# [REQUIRED WORK]
Gather every line from the entries below that includes "messages".

= = =

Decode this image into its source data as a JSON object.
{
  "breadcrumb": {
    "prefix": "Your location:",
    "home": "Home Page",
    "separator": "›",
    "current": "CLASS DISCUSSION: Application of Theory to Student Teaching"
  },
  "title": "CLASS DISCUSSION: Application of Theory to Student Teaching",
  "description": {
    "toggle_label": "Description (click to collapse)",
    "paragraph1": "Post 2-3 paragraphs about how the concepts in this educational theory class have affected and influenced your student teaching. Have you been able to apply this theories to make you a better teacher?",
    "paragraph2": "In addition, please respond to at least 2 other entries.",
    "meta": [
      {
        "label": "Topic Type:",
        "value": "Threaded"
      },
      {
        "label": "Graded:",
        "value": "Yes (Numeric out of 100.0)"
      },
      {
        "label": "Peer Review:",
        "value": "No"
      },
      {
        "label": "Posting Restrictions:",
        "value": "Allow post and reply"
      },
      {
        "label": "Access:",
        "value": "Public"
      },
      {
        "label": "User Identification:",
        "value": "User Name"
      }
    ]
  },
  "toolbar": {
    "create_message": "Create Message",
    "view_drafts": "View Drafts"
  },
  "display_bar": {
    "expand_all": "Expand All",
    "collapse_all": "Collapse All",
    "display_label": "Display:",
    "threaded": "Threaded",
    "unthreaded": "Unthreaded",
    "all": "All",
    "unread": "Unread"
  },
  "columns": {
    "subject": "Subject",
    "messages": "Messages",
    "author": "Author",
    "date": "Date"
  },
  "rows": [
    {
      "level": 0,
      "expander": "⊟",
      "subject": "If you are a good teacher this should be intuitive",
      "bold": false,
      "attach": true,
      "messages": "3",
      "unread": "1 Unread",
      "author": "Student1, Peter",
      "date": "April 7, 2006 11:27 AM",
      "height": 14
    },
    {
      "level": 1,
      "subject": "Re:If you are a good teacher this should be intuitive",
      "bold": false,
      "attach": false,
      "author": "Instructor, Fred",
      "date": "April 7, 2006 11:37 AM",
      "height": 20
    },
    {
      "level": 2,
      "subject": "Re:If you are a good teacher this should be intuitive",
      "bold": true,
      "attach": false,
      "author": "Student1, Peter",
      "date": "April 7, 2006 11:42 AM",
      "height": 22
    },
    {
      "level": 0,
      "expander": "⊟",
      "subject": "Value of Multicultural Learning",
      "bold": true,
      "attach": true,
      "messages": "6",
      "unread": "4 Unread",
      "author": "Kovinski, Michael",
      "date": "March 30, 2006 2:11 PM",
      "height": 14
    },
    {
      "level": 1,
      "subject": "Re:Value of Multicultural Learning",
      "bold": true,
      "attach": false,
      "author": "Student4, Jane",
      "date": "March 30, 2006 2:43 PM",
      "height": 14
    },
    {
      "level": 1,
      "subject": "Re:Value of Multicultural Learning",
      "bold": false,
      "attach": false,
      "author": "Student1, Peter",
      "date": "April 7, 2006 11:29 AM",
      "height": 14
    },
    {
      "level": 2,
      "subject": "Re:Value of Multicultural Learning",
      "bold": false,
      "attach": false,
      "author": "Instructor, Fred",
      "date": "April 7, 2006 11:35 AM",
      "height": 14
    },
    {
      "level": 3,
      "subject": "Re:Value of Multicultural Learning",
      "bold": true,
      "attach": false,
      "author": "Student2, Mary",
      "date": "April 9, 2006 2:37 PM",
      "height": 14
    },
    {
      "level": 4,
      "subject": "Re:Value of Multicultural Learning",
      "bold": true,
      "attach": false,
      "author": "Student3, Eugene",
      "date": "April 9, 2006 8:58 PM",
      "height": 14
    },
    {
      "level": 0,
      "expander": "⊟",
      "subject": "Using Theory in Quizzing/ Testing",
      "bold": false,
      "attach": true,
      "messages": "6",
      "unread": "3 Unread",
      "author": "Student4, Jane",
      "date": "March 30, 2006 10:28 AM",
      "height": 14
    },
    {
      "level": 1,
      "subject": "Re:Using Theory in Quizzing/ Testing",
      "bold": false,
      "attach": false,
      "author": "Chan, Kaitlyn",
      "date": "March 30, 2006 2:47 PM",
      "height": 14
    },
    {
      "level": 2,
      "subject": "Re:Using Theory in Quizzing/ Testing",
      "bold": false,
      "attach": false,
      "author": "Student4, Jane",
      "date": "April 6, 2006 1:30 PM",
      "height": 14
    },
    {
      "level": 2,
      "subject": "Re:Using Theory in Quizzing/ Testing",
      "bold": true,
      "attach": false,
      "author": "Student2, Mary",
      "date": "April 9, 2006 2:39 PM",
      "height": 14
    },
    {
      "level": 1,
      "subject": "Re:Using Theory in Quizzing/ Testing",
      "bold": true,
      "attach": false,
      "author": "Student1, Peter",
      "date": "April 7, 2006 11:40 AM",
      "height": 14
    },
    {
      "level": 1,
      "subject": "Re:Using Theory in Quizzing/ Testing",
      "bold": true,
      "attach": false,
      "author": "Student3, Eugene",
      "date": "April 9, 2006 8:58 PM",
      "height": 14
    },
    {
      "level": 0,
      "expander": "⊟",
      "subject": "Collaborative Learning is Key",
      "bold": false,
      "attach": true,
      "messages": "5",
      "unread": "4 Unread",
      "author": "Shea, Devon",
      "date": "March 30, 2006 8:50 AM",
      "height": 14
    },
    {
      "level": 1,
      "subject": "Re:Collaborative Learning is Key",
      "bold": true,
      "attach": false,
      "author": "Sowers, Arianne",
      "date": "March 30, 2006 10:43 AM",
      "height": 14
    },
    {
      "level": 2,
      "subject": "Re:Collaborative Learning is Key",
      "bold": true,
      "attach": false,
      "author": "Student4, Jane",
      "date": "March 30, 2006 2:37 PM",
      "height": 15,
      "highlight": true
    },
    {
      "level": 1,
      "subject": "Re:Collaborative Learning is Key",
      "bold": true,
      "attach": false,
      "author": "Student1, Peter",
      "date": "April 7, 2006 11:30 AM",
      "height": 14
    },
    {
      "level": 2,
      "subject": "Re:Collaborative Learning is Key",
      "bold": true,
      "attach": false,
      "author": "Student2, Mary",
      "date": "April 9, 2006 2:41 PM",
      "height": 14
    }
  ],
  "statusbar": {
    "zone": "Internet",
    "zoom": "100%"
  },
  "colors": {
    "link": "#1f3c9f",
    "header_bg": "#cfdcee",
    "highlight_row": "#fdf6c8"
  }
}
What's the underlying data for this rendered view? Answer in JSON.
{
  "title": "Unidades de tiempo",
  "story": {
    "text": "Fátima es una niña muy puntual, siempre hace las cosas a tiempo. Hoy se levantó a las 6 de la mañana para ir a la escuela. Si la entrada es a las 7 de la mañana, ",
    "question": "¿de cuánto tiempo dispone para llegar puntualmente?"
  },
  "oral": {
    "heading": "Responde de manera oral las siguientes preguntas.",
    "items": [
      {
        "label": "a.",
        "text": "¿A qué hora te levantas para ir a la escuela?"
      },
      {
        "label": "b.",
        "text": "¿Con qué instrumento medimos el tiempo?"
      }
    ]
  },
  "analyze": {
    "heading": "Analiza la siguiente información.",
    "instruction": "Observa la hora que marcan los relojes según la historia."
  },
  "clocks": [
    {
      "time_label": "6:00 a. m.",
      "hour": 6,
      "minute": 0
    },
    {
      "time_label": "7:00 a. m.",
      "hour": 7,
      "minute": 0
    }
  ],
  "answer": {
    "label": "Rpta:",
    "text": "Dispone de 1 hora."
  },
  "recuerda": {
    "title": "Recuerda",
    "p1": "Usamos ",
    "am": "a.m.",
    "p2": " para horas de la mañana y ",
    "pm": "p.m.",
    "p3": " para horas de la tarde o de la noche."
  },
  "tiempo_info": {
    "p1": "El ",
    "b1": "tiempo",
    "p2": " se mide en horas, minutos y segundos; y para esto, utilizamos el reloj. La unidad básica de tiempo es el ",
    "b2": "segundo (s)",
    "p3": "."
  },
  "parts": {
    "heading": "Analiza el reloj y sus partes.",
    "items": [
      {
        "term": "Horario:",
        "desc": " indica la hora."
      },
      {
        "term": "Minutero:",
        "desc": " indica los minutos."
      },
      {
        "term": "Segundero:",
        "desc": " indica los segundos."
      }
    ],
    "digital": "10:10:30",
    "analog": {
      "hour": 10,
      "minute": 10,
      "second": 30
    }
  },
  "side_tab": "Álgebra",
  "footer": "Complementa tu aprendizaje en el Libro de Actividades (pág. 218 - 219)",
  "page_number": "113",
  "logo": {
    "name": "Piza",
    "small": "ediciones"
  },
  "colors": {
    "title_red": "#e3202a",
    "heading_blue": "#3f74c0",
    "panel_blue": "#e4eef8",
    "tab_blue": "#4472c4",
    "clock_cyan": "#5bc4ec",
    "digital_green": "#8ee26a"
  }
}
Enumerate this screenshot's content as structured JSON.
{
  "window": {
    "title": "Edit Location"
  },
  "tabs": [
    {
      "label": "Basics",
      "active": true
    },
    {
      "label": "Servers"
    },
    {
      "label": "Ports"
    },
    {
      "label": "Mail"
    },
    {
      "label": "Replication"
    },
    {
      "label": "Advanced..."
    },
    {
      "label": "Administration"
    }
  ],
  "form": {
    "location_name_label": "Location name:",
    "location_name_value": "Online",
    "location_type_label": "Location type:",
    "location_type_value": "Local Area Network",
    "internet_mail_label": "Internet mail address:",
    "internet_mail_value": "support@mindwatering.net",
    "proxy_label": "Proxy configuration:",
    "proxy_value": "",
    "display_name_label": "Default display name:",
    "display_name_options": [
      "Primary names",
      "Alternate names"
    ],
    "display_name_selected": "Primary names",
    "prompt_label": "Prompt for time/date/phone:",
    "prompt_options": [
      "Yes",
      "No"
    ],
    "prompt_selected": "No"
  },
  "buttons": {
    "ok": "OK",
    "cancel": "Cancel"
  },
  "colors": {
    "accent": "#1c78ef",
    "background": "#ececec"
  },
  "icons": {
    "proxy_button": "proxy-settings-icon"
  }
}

= = =

# [REPLY]
    "messages": "Messages",
      "messages": "3",
      "messages": "6",
      "messages": "6",
      "messages": "5",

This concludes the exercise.